### What to produce
From the entries that follow, pick out all lines holding "text".

---------- Given information

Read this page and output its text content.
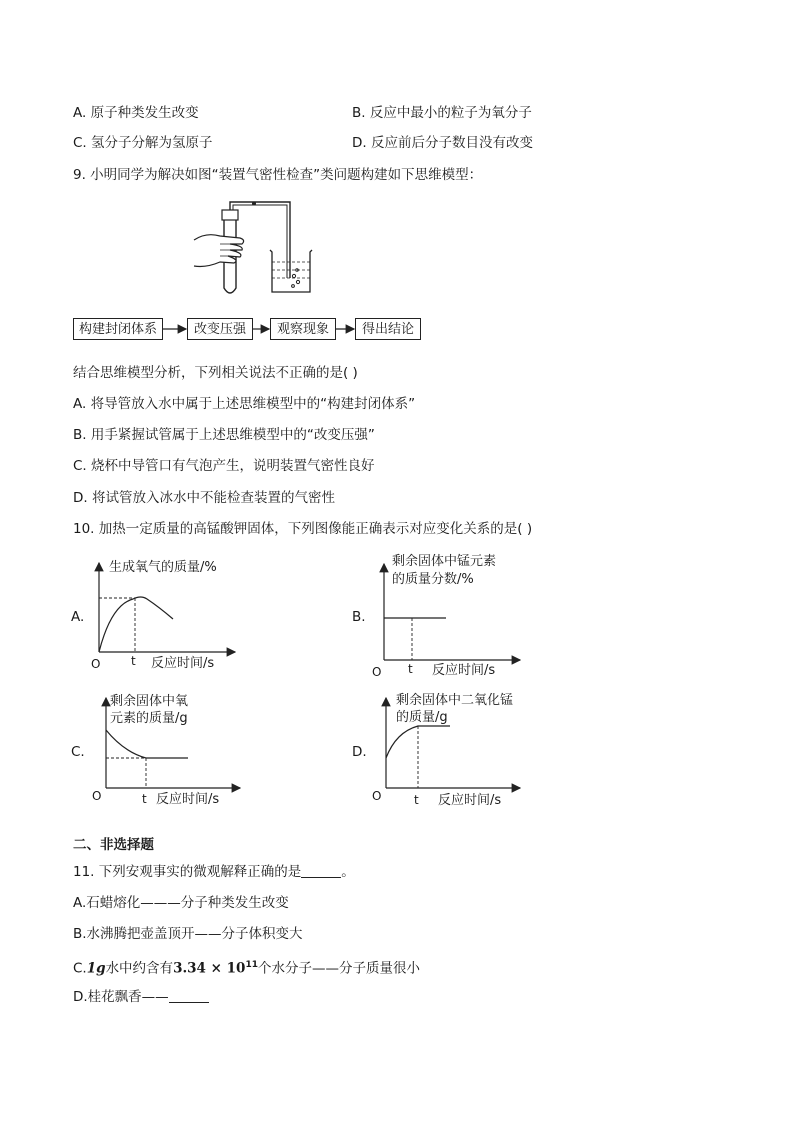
A. 原子种类发生改变	B. 反应中最小的粒子为氧分子
C. 氢分子分解为氢原子	D. 反应前后分子数目没有改变
9. 小明同学为解决如图“装置气密性检查”类问题构建如下思维模型：
构建封闭体系	改变压强	观察现象	得出结论
结合思维模型分析，下列相关说法不正确的是( )
A. 将导管放入水中属于上述思维模型中的“构建封闭体系”
B. 用手紧握试管属于上述思维模型中的“改变压强”
C. 烧杯中导管口有气泡产生，说明装置气密性良好
D. 将试管放入冰水中不能检查装置的气密性
10. 加热一定质量的高锰酸钾固体，下列图像能正确表示对应变化关系的是( )
A.
生成氧气的质量/%
O	t 反应时间/s
B.
剩余固体中锰元素
的质量分数/%
O t 反应时间/s
C.
剩余固体中氧
元素的质量/g
O	t 反应时间/s
D.
剩余固体中二氧化锰
的质量/g
O	t 反应时间/s
二、非选择题
11. 下列安观事实的微观解释正确的是	。
A.石蜡熔化———分子种类发生改变
B.水沸腾把壶盖顶开——分子体积变大
C.1g水中约含有$3.34 \times 10^{11}$个水分子——分子质量很小
D.桂花飘香——
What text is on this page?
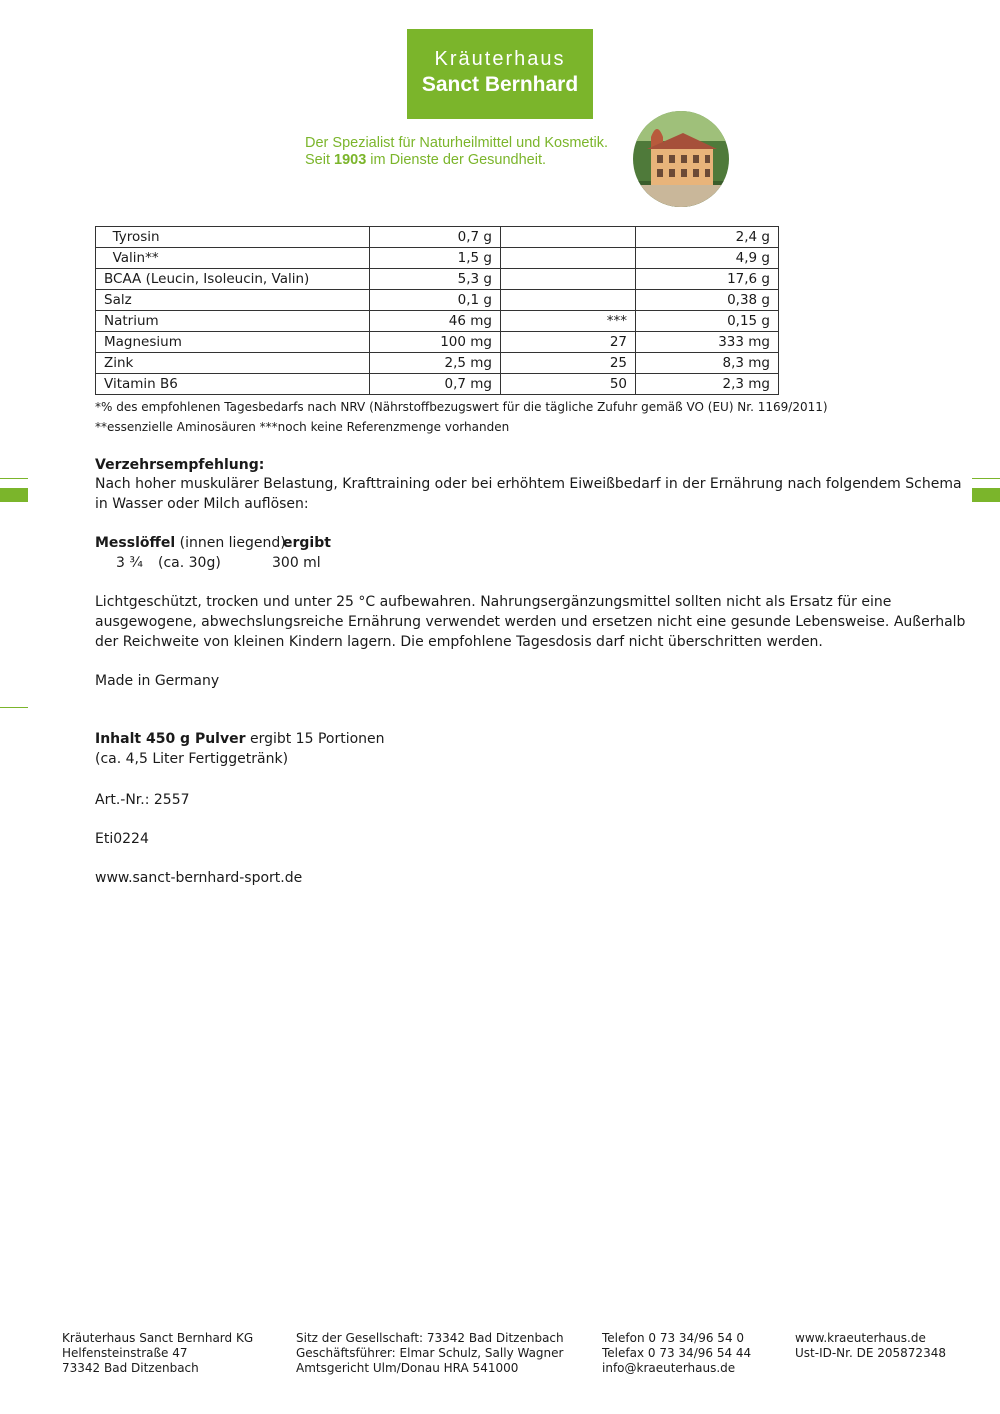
Kräuterhaus
Sanct Bernhard
Der Spezialist für Naturheilmittel und Kosmetik.
Seit 1903 im Dienste der Gesundheit.
Tyrosin	0,7 g		2,4 g
Valin**	1,5 g		4,9 g
BCAA (Leucin, Isoleucin, Valin)	5,3 g		17,6 g
Salz	0,1 g		0,38 g
Natrium	46 mg	***	0,15 g
Magnesium	100 mg	27	333 mg
Zink	2,5 mg	25	8,3 mg
Vitamin B6	0,7 mg	50	2,3 mg
*% des empfohlenen Tagesbedarfs nach NRV (Nährstoffbezugswert für die tägliche Zufuhr gemäß VO (EU) Nr. 1169/2011)
**essenzielle Aminosäuren ***noch keine Referenzmenge vorhanden
Verzehrsempfehlung:
Nach hoher muskulärer Belastung, Krafttraining oder bei erhöhtem Eiweißbedarf in der Ernährung nach folgendem Schema
in Wasser oder Milch auflösen:
Messlöffel (innen liegend)
ergibt
3 ¾ (ca. 30g)	300 ml
Lichtgeschützt, trocken und unter 25 °C aufbewahren. Nahrungsergänzungsmittel sollten nicht als Ersatz für eine
ausgewogene, abwechslungsreiche Ernährung verwendet werden und ersetzen nicht eine gesunde Lebensweise. Außerhalb
der Reichweite von kleinen Kindern lagern. Die empfohlene Tagesdosis darf nicht überschritten werden.
Made in Germany
Inhalt 450 g Pulver ergibt 15 Portionen
(ca. 4,5 Liter Fertiggetränk)
Art.-Nr.: 2557
Eti0224
www.sanct-bernhard-sport.de
Kräuterhaus Sanct Bernhard KG
Helfensteinstraße 47
73342 Bad Ditzenbach
Sitz der Gesellschaft: 73342 Bad Ditzenbach
Geschäftsführer: Elmar Schulz, Sally Wagner
Amtsgericht Ulm/Donau HRA 541000
Telefon 0 73 34/96 54 0
Telefax 0 73 34/96 54 44
info@kraeuterhaus.de
www.kraeuterhaus.de
Ust-ID-Nr. DE 205872348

--------------------

### The solution
Read this page and output its text content.
What text is on this page?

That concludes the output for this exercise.